__EXTRACT PROVIDED__:
——————

Re: [ceph-users] CRUSH map utilization issue

2016-08-03 Thread Wido den Hollander

> Op 3 augustus 2016 om 10:35 schreef Rob Reus :
> 
> 
> Hi Wido,
> 
> 
> This is indeed something I have tried, and confirmed to work, see the other 
> CRUSH map link I have provided in my original email.
> 

Ah, double e-mails.

> 
> However, I was wondering if achieving that same goal, but with only 1 root, 
> is possible/feasible.
> 

I have never tried it, but gets back to my original question: Why the rack in 
between and not add the hosts directly to the root?

You should add the rack when you want to set the failure domain to racks and 
thus replicate over multiple racks.

In your case you want the failure domain to be 'host', so I'd suggest to stick 
with that.

Custom crush types are supported, no problem, however, 'host' is such a widely 
used type in CRUSH that I wouldn't change that.

Wido

> 
> Thanks!

——————

__GOAL A__: Can you turn the records, from their first line through the line containing "grid-cell[interactable] — [117, 268, 130, 281]" (both included), into a JSON list of strings with one string per line and blank lines left out?

——————

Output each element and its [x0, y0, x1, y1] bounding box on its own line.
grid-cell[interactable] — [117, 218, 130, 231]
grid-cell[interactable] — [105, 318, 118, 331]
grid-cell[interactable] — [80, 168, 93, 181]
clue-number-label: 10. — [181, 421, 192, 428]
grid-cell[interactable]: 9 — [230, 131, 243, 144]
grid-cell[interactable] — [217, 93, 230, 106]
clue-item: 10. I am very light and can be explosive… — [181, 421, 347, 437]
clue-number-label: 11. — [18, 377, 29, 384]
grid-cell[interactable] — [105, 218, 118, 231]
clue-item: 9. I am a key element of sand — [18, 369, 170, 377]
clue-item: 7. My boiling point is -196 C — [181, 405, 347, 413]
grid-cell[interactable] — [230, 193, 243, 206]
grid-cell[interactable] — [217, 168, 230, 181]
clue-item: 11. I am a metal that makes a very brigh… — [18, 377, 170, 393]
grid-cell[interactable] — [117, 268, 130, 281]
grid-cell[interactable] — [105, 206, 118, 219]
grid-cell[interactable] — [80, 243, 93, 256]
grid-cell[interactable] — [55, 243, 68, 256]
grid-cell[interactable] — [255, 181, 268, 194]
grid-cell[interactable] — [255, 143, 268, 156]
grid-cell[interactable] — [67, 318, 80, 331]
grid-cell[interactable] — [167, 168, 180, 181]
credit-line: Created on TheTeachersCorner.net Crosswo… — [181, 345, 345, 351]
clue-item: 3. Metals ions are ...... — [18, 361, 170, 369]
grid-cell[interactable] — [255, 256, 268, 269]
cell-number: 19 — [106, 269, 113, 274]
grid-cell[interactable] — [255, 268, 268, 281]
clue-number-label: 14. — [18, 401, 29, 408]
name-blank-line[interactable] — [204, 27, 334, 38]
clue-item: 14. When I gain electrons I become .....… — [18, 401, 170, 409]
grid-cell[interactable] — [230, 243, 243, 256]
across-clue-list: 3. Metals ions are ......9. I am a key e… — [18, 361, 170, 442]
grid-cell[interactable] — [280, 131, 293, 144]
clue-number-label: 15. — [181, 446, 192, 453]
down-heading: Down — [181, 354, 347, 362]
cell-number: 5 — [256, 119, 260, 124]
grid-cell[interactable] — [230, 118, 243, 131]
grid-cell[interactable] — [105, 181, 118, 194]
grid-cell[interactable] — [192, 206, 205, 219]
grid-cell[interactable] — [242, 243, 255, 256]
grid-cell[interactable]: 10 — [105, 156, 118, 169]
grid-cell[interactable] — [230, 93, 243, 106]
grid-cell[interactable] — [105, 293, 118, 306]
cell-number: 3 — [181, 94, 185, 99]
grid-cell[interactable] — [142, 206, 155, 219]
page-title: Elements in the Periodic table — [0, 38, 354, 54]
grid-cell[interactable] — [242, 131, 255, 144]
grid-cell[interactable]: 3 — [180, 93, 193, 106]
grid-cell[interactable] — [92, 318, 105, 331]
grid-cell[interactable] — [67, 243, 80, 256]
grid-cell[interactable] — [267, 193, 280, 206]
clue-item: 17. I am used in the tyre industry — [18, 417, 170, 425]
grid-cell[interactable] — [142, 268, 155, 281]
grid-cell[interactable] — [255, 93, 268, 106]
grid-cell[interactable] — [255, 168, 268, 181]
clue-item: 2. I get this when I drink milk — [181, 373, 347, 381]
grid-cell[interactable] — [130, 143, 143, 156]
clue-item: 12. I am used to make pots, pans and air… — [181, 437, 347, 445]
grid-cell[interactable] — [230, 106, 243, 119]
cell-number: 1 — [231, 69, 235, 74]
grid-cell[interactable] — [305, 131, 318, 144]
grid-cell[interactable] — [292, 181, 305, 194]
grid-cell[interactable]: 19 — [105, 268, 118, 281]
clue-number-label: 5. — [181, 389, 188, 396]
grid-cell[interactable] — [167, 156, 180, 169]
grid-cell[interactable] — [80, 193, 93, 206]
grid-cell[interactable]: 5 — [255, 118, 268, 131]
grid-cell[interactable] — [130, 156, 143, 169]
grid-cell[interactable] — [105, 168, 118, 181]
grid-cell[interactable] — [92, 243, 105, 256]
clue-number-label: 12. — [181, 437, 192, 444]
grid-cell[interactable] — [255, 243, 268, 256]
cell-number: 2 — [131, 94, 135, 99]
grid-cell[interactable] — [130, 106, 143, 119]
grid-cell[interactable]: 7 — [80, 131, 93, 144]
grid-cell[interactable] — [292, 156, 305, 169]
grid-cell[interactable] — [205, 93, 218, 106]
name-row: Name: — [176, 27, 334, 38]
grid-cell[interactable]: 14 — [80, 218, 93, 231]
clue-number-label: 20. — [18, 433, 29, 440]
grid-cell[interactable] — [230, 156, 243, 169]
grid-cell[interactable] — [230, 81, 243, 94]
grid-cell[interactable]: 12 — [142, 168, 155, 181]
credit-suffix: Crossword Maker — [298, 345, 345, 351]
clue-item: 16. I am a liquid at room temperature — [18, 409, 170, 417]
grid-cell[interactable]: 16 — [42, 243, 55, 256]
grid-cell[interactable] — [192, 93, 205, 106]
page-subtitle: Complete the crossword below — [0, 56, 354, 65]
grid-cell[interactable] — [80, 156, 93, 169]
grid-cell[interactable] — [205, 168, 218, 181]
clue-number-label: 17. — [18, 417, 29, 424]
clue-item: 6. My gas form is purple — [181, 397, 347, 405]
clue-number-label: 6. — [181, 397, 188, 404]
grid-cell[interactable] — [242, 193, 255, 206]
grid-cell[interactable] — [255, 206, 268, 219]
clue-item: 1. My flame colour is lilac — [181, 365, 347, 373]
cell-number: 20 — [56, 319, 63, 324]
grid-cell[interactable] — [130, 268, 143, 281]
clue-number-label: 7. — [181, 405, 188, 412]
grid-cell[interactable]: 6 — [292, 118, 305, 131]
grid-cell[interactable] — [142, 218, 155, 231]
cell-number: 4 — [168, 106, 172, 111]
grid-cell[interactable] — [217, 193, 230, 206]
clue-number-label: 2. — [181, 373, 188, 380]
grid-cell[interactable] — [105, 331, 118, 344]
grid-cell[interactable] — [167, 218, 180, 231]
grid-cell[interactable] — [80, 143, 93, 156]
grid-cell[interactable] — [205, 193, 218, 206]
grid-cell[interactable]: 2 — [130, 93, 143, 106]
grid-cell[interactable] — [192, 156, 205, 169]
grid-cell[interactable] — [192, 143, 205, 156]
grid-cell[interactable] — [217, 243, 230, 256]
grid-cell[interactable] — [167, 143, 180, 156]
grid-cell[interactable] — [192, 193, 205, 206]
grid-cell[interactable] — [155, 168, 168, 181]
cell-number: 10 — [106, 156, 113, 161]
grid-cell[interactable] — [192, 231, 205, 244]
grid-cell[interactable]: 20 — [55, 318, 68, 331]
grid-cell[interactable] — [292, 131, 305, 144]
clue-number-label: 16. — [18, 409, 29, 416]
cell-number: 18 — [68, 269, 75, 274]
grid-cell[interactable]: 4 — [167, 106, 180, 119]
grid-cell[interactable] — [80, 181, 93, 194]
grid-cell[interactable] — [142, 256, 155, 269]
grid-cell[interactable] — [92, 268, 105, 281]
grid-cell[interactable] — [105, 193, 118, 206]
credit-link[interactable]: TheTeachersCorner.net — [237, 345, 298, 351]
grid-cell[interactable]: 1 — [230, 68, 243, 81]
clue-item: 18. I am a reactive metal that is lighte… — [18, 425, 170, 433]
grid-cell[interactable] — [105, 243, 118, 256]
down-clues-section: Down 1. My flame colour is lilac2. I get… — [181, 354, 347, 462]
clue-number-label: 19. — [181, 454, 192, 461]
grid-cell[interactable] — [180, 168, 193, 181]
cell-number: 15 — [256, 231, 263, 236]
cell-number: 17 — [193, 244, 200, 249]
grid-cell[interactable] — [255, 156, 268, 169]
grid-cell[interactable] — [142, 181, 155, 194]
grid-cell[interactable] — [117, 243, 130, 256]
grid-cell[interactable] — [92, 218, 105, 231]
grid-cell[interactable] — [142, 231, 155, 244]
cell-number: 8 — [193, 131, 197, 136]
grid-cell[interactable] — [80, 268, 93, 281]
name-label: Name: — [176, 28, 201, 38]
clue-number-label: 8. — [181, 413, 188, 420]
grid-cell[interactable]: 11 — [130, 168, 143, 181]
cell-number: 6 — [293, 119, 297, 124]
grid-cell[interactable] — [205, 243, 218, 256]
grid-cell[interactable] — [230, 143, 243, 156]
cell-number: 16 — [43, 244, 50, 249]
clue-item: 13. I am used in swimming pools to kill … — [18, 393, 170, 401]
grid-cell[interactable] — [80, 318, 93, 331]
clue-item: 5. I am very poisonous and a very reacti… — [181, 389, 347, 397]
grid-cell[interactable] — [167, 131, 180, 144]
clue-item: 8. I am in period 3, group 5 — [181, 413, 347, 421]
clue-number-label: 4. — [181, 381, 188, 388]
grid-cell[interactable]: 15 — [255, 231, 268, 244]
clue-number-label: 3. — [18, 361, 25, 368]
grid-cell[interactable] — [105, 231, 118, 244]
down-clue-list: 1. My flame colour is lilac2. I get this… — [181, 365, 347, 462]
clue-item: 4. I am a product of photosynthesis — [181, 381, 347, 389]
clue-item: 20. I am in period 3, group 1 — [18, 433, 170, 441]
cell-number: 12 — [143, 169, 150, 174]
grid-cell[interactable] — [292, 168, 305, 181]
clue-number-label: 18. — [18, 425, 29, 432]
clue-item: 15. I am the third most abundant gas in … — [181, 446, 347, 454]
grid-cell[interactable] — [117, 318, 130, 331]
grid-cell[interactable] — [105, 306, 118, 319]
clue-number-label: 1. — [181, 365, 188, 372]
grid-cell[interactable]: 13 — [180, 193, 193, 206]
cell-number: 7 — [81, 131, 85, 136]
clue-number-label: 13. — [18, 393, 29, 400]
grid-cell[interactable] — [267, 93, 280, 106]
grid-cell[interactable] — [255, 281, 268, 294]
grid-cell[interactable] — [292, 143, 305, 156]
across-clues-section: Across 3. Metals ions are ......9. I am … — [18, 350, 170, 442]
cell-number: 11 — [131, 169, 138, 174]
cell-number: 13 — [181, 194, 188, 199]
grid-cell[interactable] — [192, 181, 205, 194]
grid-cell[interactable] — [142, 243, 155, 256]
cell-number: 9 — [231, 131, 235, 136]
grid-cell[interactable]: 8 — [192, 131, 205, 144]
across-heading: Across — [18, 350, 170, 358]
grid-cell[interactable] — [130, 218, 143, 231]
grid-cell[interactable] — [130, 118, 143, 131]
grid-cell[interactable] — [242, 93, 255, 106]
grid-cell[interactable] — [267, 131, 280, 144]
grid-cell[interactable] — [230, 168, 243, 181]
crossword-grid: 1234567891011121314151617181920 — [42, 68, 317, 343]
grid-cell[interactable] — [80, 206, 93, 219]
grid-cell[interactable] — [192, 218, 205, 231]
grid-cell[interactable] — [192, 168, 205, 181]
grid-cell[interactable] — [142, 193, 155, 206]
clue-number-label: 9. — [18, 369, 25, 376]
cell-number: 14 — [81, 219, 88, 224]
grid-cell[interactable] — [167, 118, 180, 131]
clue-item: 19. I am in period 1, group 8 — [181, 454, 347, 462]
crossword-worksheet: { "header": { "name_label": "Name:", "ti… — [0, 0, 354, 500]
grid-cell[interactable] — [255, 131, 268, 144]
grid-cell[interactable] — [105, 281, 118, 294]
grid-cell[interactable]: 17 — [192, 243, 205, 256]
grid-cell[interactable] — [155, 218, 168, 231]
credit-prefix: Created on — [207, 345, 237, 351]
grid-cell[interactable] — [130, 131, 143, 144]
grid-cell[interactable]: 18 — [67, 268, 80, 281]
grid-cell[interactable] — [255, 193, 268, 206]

——————

__GOAL B__: In the CRUSH map thread, why does Wido advise against changing the 'host' type even though custom CRUSH types are supported?

__FULL RESPONSE A__:
[
  "Output each element and its [x0, y0, x1, y1] bounding box on its own line.",
  "grid-cell[interactable] — [117, 218, 130, 231]",
  "grid-cell[interactable] — [105, 318, 118, 331]",
  "grid-cell[interactable] — [80, 168, 93, 181]",
  "clue-number-label: 10. — [181, 421, 192, 428]",
  "grid-cell[interactable]: 9 — [230, 131, 243, 144]",
  "grid-cell[interactable] — [217, 93, 230, 106]",
  "clue-item: 10. I am very light and can be explosive… — [181, 421, 347, 437]",
  "clue-number-label: 11. — [18, 377, 29, 384]",
  "grid-cell[interactable] — [105, 218, 118, 231]",
  "clue-item: 9. I am a key element of sand — [18, 369, 170, 377]",
  "clue-item: 7. My boiling point is -196 C — [181, 405, 347, 413]",
  "grid-cell[interactable] — [230, 193, 243, 206]",
  "grid-cell[interactable] — [217, 168, 230, 181]",
  "clue-item: 11. I am a metal that makes a very brigh… — [18, 377, 170, 393]",
  "grid-cell[interactable] — [117, 268, 130, 281]"
]

__FULL RESPONSE B__: He says 'host' is such a widely used type in CRUSH that he wouldn't change it. Custom types are supported without problem, but he would keep this common one as it is.